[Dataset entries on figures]
==*==

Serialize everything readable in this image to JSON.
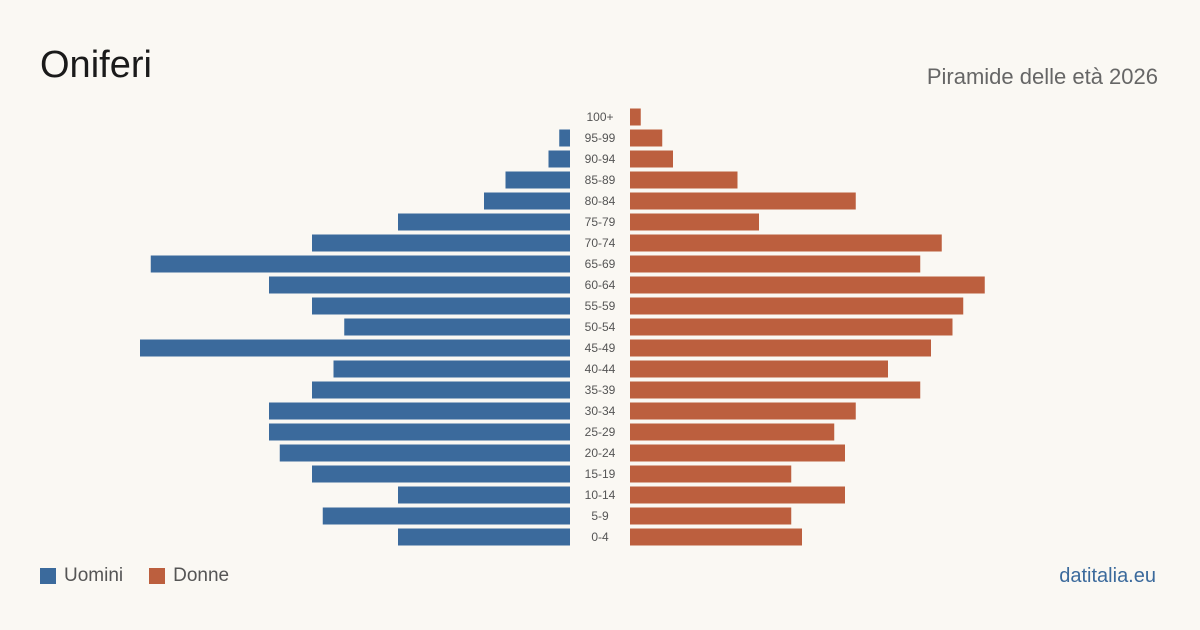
{
  "header": {
    "title": "Oniferi",
    "subtitle": "Piramide delle età 2026"
  },
  "legend": {
    "male_label": "Uomini",
    "female_label": "Donne"
  },
  "brand": "datitalia.eu",
  "colors": {
    "male": "#3b6a9c",
    "female": "#bc5f3e",
    "background": "#faf8f3",
    "label": "#555555"
  },
  "chart_data": {
    "type": "bar",
    "orientation": "horizontal",
    "categories": [
      "0-4",
      "5-9",
      "10-14",
      "15-19",
      "20-24",
      "25-29",
      "30-34",
      "35-39",
      "40-44",
      "45-49",
      "50-54",
      "55-59",
      "60-64",
      "65-69",
      "70-74",
      "75-79",
      "80-84",
      "85-89",
      "90-94",
      "95-99",
      "100+"
    ],
    "series": [
      {
        "name": "Uomini",
        "values": [
          16,
          23,
          16,
          24,
          27,
          28,
          28,
          24,
          22,
          40,
          21,
          24,
          28,
          39,
          24,
          16,
          8,
          6,
          2,
          1,
          0
        ]
      },
      {
        "name": "Donne",
        "values": [
          16,
          15,
          20,
          15,
          20,
          19,
          21,
          27,
          24,
          28,
          30,
          31,
          33,
          27,
          29,
          12,
          21,
          10,
          4,
          3,
          1
        ]
      }
    ],
    "max_value": 40,
    "title": "Oniferi",
    "subtitle": "Piramide delle età 2026",
    "xlabel": "",
    "ylabel": "",
    "grid": false,
    "legend_position": "bottom-left"
  }
}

==*==

Print the records above exactly as they stand, but leave out the pictures.

Serialize everything readable in this image to JSON.
{
  "header": {
    "title": "Oniferi",
    "subtitle": "Piramide delle età 2026"
  },
  "legend": {
    "male_label": "Uomini",
    "female_label": "Donne"
  },
  "brand": "datitalia.eu",
  "colors": {
    "male": "#3b6a9c",
    "female": "#bc5f3e",
    "background": "#faf8f3",
    "label": "#555555"
  },
  "chart_data": {
    "type": "bar",
    "orientation": "horizontal",
    "categories": [
      "0-4",
      "5-9",
      "10-14",
      "15-19",
      "20-24",
      "25-29",
      "30-34",
      "35-39",
      "40-44",
      "45-49",
      "50-54",
      "55-59",
      "60-64",
      "65-69",
      "70-74",
      "75-79",
      "80-84",
      "85-89",
      "90-94",
      "95-99",
      "100+"
    ],
    "series": [
      {
        "name": "Uomini",
        "values": [
          16,
          23,
          16,
          24,
          27,
          28,
          28,
          24,
          22,
          40,
          21,
          24,
          28,
          39,
          24,
          16,
          8,
          6,
          2,
          1,
          0
        ]
      },
      {
        "name": "Donne",
        "values": [
          16,
          15,
          20,
          15,
          20,
          19,
          21,
          27,
          24,
          28,
          30,
          31,
          33,
          27,
          29,
          12,
          21,
          10,
          4,
          3,
          1
        ]
      }
    ],
    "max_value": 40,
    "title": "Oniferi",
    "subtitle": "Piramide delle età 2026",
    "xlabel": "",
    "ylabel": "",
    "grid": false,
    "legend_position": "bottom-left"
  }
}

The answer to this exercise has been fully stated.